### Entries
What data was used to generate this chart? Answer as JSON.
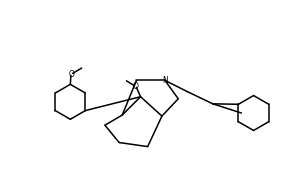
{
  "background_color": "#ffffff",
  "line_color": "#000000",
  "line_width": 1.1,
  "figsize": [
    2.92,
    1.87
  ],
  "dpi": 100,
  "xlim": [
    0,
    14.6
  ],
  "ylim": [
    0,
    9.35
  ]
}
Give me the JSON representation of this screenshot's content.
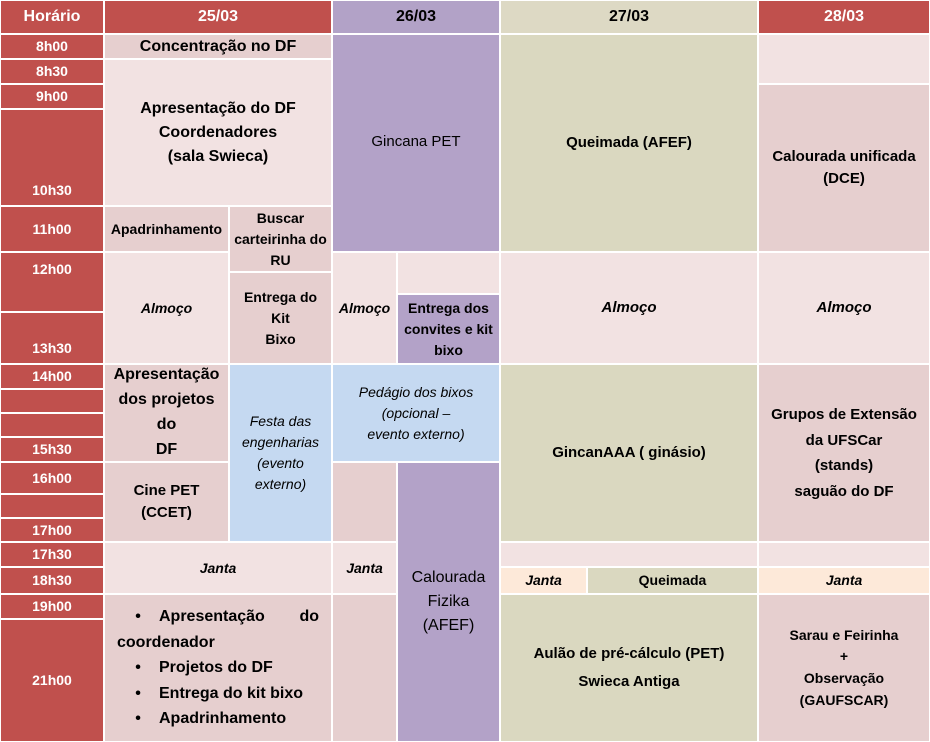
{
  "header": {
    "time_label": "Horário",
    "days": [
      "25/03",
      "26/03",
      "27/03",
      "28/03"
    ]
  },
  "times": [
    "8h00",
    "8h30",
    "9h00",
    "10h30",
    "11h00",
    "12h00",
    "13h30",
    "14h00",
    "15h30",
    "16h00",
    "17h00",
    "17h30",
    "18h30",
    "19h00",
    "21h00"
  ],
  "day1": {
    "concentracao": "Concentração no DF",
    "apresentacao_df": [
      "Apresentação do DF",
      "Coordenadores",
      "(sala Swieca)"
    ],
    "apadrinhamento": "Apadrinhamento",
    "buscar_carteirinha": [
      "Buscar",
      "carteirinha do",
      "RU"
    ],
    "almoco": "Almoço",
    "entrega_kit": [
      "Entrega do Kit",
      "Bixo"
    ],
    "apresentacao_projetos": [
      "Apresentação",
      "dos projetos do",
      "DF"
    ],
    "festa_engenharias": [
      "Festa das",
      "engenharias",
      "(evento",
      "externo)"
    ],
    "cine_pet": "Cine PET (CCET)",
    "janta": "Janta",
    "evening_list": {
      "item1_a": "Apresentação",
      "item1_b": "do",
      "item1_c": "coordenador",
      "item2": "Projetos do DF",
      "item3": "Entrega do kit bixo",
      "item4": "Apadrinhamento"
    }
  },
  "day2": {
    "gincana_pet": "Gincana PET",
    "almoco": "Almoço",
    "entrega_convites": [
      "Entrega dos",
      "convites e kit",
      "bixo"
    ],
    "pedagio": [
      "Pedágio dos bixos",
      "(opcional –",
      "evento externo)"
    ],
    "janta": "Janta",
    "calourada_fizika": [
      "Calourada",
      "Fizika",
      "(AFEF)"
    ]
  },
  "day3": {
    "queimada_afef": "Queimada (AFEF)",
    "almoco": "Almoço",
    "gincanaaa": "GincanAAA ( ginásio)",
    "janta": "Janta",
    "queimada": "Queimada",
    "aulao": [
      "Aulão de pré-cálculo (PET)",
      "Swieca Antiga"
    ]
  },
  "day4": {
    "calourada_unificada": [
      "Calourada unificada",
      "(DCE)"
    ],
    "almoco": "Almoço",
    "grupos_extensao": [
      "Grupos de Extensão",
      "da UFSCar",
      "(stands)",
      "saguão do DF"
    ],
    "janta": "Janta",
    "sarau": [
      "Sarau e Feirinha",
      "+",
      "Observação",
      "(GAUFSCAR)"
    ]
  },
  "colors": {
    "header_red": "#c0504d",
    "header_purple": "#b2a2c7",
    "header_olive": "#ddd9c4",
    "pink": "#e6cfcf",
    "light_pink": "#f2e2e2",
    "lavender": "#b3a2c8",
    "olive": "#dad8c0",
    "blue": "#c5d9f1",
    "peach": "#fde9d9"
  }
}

### Stated task
In the entries above, count each line that holds "this". Give the total and nothing else.

### Task solution
2